[Begin Input]

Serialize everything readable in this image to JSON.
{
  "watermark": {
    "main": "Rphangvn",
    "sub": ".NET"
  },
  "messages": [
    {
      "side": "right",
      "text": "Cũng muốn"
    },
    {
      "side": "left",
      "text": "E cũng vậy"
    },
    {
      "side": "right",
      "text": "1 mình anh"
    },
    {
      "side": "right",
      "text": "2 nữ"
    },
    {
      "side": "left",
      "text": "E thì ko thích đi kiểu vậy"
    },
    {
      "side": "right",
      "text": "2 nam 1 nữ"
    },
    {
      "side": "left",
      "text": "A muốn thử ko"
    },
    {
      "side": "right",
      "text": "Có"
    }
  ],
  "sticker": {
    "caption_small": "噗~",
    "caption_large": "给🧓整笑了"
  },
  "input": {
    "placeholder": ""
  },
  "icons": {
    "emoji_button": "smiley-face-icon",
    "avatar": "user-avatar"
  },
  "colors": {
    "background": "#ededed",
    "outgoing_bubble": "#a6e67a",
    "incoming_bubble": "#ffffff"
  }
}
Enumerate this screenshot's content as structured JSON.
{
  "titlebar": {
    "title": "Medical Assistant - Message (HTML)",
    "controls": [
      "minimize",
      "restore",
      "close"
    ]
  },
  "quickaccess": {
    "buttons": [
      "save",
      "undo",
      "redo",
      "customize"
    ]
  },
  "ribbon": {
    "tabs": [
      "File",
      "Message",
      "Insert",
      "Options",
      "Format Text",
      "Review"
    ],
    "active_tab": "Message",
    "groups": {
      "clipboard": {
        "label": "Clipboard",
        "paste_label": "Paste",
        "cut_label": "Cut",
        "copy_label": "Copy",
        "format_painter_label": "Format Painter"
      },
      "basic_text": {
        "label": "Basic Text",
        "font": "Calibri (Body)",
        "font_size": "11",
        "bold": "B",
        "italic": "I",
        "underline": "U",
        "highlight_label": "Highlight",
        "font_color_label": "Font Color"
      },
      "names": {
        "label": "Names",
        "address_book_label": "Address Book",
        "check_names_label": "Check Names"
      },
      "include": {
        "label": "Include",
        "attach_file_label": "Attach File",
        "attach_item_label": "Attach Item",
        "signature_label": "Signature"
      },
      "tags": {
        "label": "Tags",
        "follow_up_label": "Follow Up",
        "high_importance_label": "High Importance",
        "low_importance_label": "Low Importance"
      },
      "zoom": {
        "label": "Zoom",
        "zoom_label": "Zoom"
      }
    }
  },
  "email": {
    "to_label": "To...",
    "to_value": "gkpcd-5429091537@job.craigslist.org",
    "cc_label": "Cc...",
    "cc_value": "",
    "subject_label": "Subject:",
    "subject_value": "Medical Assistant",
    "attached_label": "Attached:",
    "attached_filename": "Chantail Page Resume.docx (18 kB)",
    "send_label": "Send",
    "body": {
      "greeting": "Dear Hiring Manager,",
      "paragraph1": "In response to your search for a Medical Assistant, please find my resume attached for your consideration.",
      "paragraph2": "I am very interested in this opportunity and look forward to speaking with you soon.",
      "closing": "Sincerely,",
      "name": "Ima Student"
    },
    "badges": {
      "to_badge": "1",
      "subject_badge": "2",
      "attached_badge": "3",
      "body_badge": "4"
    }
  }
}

[End Input]

▶ [The problem]
Out of the records, collect only those lines that contain the string "Importance".

▶ [Output of the exercise]
        "high_importance_label": "High Importance",
        "low_importance_label": "Low Importance"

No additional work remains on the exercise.